• **Short task**
Print the lines of the entries unchanged, from the line containing "bar <box>414 336 535 398</box>" through the final line, with both of those lines included.

• **Information given**
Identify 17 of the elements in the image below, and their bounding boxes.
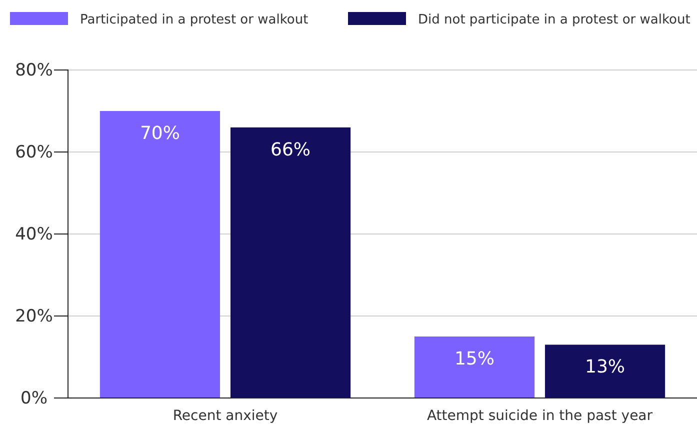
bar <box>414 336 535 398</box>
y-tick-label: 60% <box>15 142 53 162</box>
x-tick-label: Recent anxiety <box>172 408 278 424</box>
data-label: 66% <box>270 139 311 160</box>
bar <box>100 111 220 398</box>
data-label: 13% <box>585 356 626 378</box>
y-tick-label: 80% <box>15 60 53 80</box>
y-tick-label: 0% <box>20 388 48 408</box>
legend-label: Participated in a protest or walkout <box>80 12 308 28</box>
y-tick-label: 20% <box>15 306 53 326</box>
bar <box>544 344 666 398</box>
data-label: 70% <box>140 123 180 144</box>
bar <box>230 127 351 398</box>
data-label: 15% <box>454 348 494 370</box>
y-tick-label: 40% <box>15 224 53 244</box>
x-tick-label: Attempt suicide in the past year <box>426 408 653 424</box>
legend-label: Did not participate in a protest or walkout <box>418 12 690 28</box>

• **Exercise solution**
bar <box>414 336 535 398</box>
y-tick-label: 60% <box>15 142 53 162</box>
x-tick-label: Recent anxiety <box>172 408 278 424</box>
data-label: 66% <box>270 139 311 160</box>
bar <box>100 111 220 398</box>
data-label: 13% <box>585 356 626 378</box>
y-tick-label: 80% <box>15 60 53 80</box>
y-tick-label: 0% <box>20 388 48 408</box>
legend-label: Participated in a protest or walkout <box>80 12 308 28</box>
y-tick-label: 20% <box>15 306 53 326</box>
bar <box>544 344 666 398</box>
data-label: 70% <box>140 123 180 144</box>
bar <box>230 127 351 398</box>
data-label: 15% <box>454 348 494 370</box>
y-tick-label: 40% <box>15 224 53 244</box>
x-tick-label: Attempt suicide in the past year <box>426 408 653 424</box>
legend-label: Did not participate in a protest or walkout <box>418 12 690 28</box>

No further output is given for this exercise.